> _Set problem_
Search the data for the word "label" and copy every line where it occurs.

(Entries from a dataset)
◇ ◇ ◇ ◇ ◇ ◇ ◇
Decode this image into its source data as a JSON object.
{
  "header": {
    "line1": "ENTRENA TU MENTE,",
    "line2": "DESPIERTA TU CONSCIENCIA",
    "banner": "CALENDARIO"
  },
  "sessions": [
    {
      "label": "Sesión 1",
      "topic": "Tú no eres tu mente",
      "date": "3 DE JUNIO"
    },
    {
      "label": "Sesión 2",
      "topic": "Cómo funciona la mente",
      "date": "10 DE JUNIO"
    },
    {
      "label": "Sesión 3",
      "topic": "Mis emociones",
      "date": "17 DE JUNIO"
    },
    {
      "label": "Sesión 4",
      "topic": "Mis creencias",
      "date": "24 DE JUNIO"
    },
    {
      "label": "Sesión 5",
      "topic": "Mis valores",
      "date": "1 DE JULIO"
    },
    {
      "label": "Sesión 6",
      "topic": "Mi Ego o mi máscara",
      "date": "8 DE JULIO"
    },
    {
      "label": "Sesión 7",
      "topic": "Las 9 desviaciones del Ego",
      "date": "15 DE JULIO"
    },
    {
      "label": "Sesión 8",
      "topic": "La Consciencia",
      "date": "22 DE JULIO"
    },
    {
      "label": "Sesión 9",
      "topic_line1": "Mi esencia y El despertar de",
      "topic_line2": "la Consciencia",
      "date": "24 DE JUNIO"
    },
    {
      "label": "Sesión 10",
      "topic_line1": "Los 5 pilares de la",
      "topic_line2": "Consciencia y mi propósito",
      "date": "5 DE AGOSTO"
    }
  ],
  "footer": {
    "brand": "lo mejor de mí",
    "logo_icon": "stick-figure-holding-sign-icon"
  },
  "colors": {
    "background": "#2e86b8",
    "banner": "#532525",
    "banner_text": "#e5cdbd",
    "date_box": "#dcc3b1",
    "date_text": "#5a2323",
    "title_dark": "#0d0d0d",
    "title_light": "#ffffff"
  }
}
◇ ◇ ◇ ◇ ◇ ◇ ◇
> _Solved exercise_
      "label": "Sesión 1",
      "label": "Sesión 2",
      "label": "Sesión 3",
      "label": "Sesión 4",
      "label": "Sesión 5",
      "label": "Sesión 6",
      "label": "Sesión 7",
      "label": "Sesión 8",
      "label": "Sesión 9",
      "label": "Sesión 10",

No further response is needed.